=== Rows ===

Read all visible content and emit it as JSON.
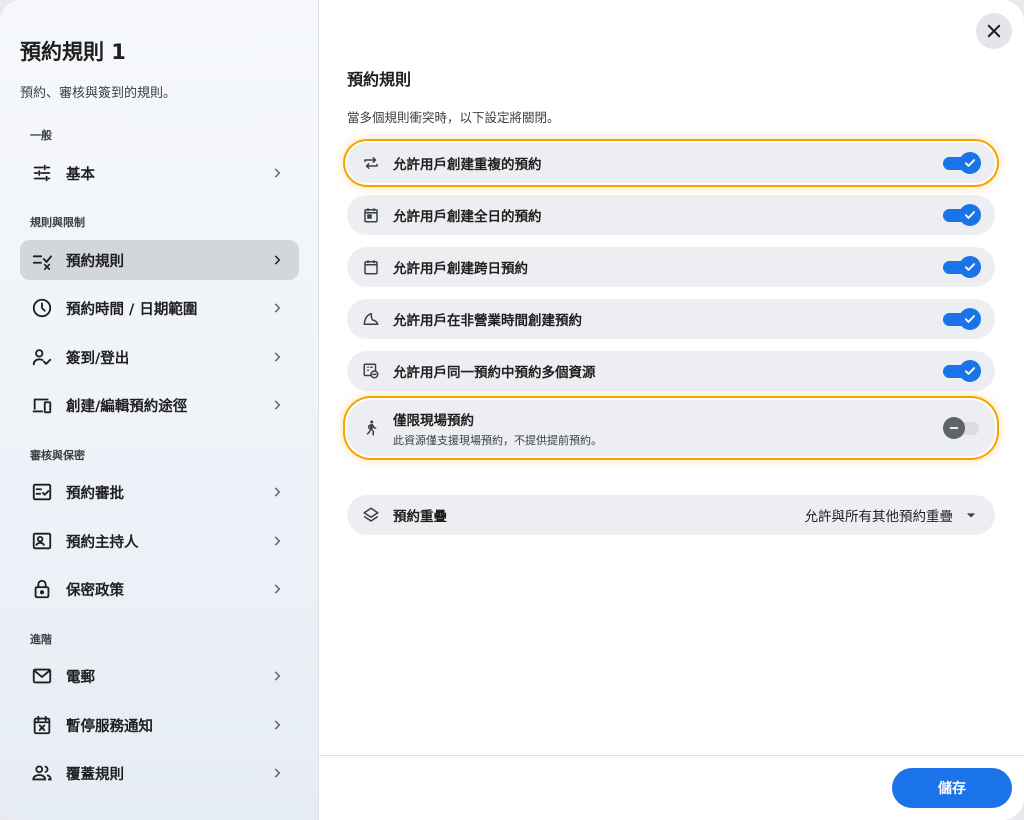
{
  "sidebar": {
    "title": "預約規則 1",
    "subtitle": "預約、審核與簽到的規則。",
    "sections": {
      "general": "一般",
      "rules": "規則與限制",
      "review": "審核與保密",
      "advanced": "進階"
    },
    "items": [
      {
        "label": "基本",
        "icon": "tune-icon"
      },
      {
        "label": "預約規則",
        "icon": "rule-checklist-icon",
        "active": true
      },
      {
        "label": "預約時間 / 日期範圍",
        "icon": "clock-icon"
      },
      {
        "label": "簽到/登出",
        "icon": "person-check-icon"
      },
      {
        "label": "創建/編輯預約途徑",
        "icon": "devices-icon"
      },
      {
        "label": "預約審批",
        "icon": "approval-list-icon"
      },
      {
        "label": "預約主持人",
        "icon": "host-badge-icon"
      },
      {
        "label": "保密政策",
        "icon": "lock-icon"
      },
      {
        "label": "電郵",
        "icon": "mail-icon"
      },
      {
        "label": "暫停服務通知",
        "icon": "calendar-x-icon"
      },
      {
        "label": "覆蓋規則",
        "icon": "group-icon"
      }
    ]
  },
  "main": {
    "title": "預約規則",
    "description": "當多個規則衝突時，以下設定將關閉。",
    "rules": [
      {
        "label": "允許用戶創建重複的預約",
        "icon": "repeat-icon",
        "enabled": true
      },
      {
        "label": "允許用戶創建全日的預約",
        "icon": "calendar-day-icon",
        "enabled": true
      },
      {
        "label": "允許用戶創建跨日預約",
        "icon": "calendar-icon",
        "enabled": true
      },
      {
        "label": "允許用戶在非營業時間創建預約",
        "icon": "moon-icon",
        "enabled": true
      },
      {
        "label": "允許用戶同一預約中預約多個資源",
        "icon": "multi-resource-icon",
        "enabled": true
      },
      {
        "label": "僅限現場預約",
        "sublabel": "此資源僅支援現場預約，不提供提前預約。",
        "icon": "walk-icon",
        "enabled": false
      }
    ],
    "overlap": {
      "label": "預約重疊",
      "icon": "layers-icon",
      "value": "允許與所有其他預約重疊"
    },
    "save_label": "儲存"
  },
  "colors": {
    "accent": "#1a73e8",
    "highlight": "#f5a300"
  }
}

===

» **What this task involves**
Each line that holds the word "calendar" is to be copied.

» **Output of the exercise**
        "icon": "calendar-x-icon"
        "icon": "calendar-day-icon",
        "icon": "calendar-icon",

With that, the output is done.